Problem statement
Scan the data below. Pull out each line where "sekunder" occurs.

Items from a data source:

################

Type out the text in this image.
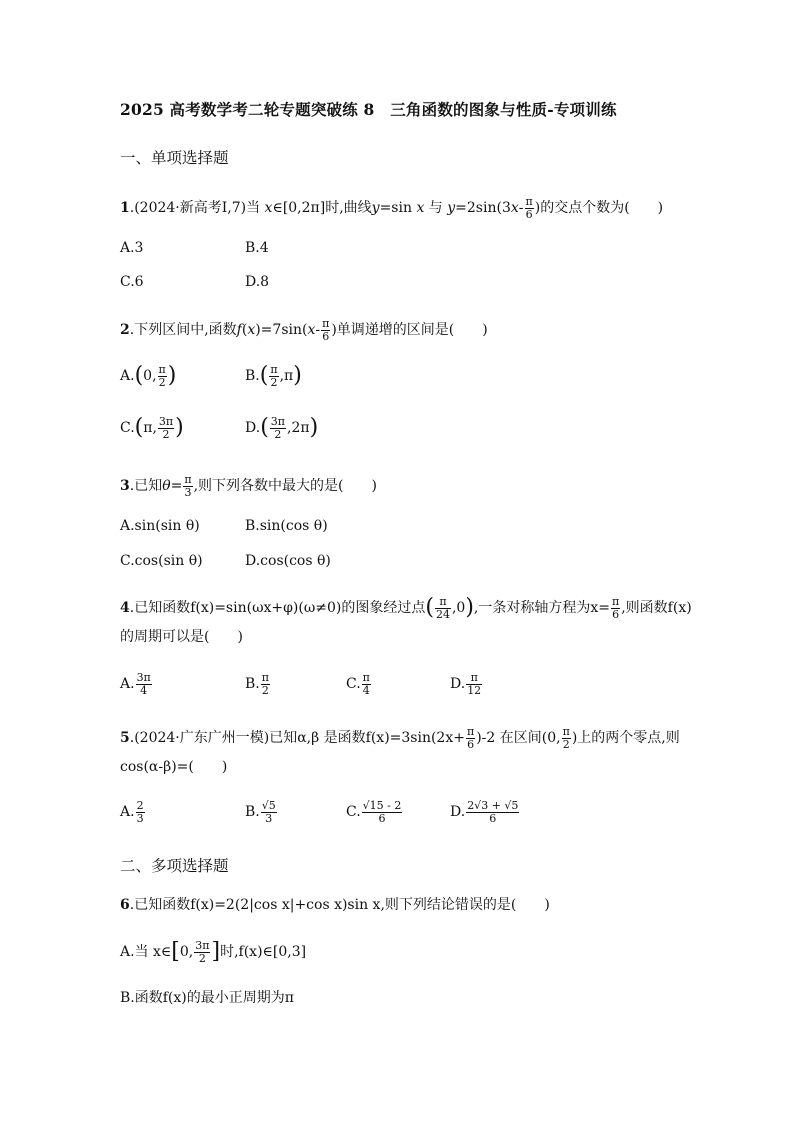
2025 高考数学考二轮专题突破练 8　三角函数的图象与性质-专项训练
一、单项选择题
1.(2024·新高考Ⅰ,7)当 x∈[0,2π]时,曲线y=sin x 与 $y=2\sin(3x- \frac{\pi}{6}$ )的交点个数为(　　)
A.3	B.4
C.6	D.8
2.下列区间中,函数$f(x)=7\sin(x- \frac{\pi}{6}$ )单调递增的区间是(　　)
A.(0, $\frac{\pi}{2}$ )	$B.( \frac{\pi}{2} ,\pi)$
C.(π, $\frac{3\pi}{2}$ )	$D.( \frac{3\pi}{2} ,2\pi)$
3.已知$\theta= \frac{\pi}{3}$ ,则下列各数中最大的是(　　)
A.sin(sin θ)	B.sin(cos θ)
C.cos(sin θ)	D.cos(cos θ)
4.已知函数f(x)=sin(ωx+φ)(ω≠0)的图象经过点( $\frac{\pi}{24} ,0$),一条对称轴方程为$x= \frac{\pi}{6}$ ,则函数f(x)
的周期可以是(　　)
A. $\frac{3\pi}{4}$	B. $\frac{\pi}{2}$	C. $\frac{\pi}{4}$	D. $\frac{\pi}{12}$
5.(2024·广东广州一模)已知α,β 是函数$f(x)=3\sin(2x+ \frac{\pi}{6} )-2$ 在区间(0, $\frac{\pi}{2}$ )上的两个零点,则
cos(α-β)=(　　)
A. $\frac{2}{3}$	B. $\frac{√5}{3}$	C. $\frac{√15 - 2}{6}$	D. $\frac{2√3 + √5}{6}$
二、多项选择题
6.已知函数f(x)=2(2|cos x|+cos x)sin x,则下列结论错误的是(　　)
A.当 x∈[0, $\frac{3\pi}{2}$ ]时,f(x)∈[0,3]
B.函数f(x)的最小正周期为π
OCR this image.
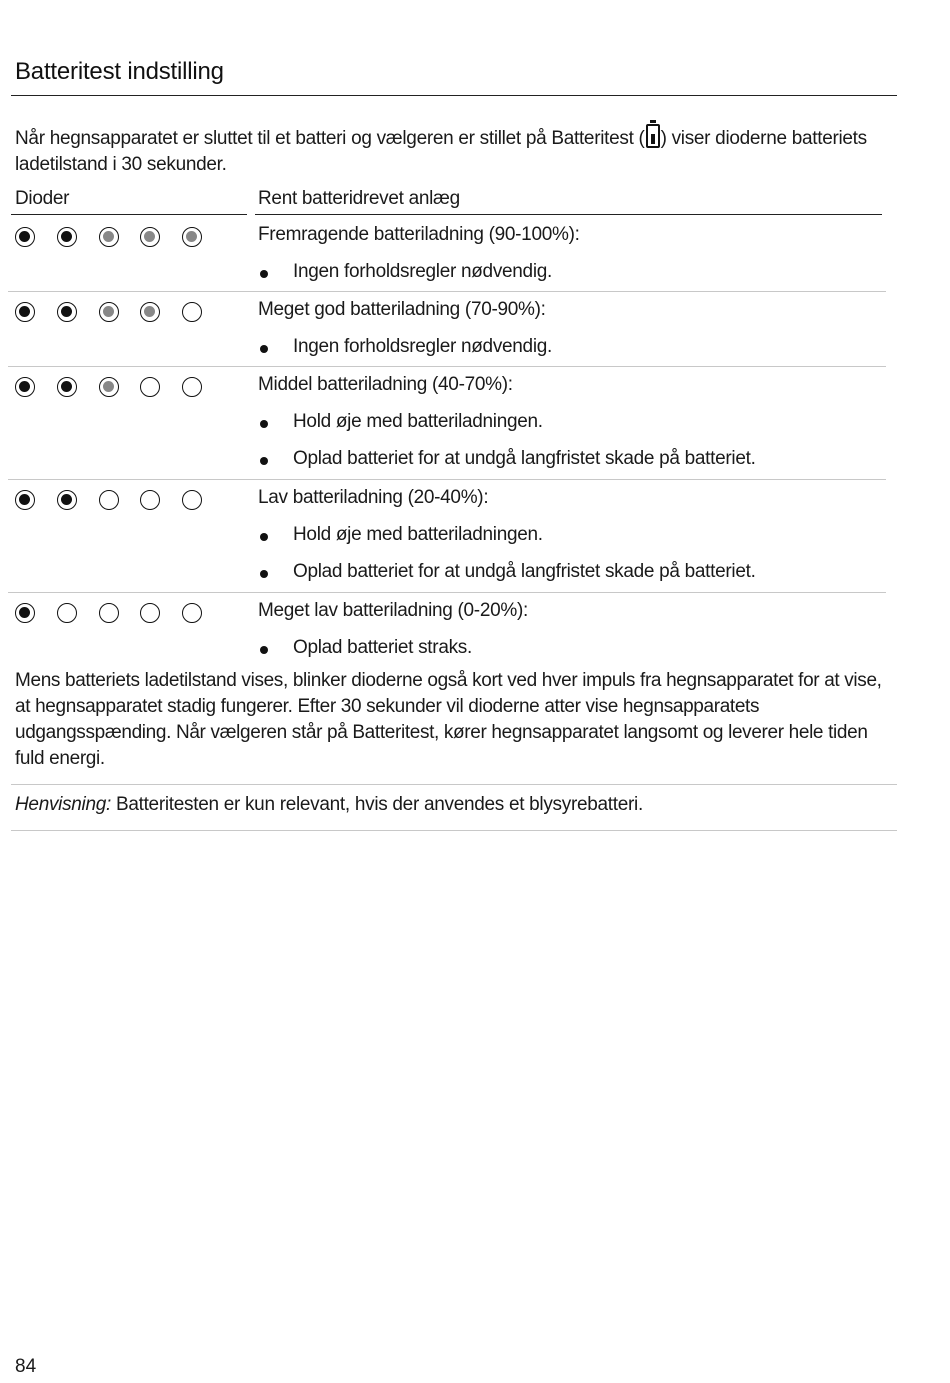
Batteritest indstilling
Når hegnsapparatet er sluttet til et batteri og vælgeren er stillet på Batteritest ( ) viser dioderne batteriets ladetilstand i 30 sekunder.
Dioder	Rent batteridrevet anlæg
Fremragende batteriladning (90-100%):
Ingen forholdsregler nødvendig.
Meget god batteriladning (70-90%):
Ingen forholdsregler nødvendig.
Middel batteriladning (40-70%):
Hold øje med batteriladningen.
Oplad batteriet for at undgå langfristet skade på batteriet.
Lav batteriladning (20-40%):
Hold øje med batteriladningen.
Oplad batteriet for at undgå langfristet skade på batteriet.
Meget lav batteriladning (0-20%):
Oplad batteriet straks.
Mens batteriets ladetilstand vises, blinker dioderne også kort ved hver impuls fra hegnsapparatet for at vise, at hegnsapparatet stadig fungerer. Efter 30 sekunder vil dioderne atter vise hegnsapparatets udgangsspænding. Når vælgeren står på Batteritest, kører hegnsapparatet langsomt og leverer hele tiden fuld energi.
Henvisning: Batteritesten er kun relevant, hvis der anvendes et blysyrebatteri.
84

################

The answer
Når hegnsapparatet er sluttet til et batteri og vælgeren er stillet på Batteritest ( ) viser dioderne batteriets ladetilstand i 30 sekunder.
Mens batteriets ladetilstand vises, blinker dioderne også kort ved hver impuls fra hegnsapparatet for at vise, at hegnsapparatet stadig fungerer. Efter 30 sekunder vil dioderne atter vise hegnsapparatets udgangsspænding. Når vælgeren står på Batteritest, kører hegnsapparatet langsomt og leverer hele tiden fuld energi.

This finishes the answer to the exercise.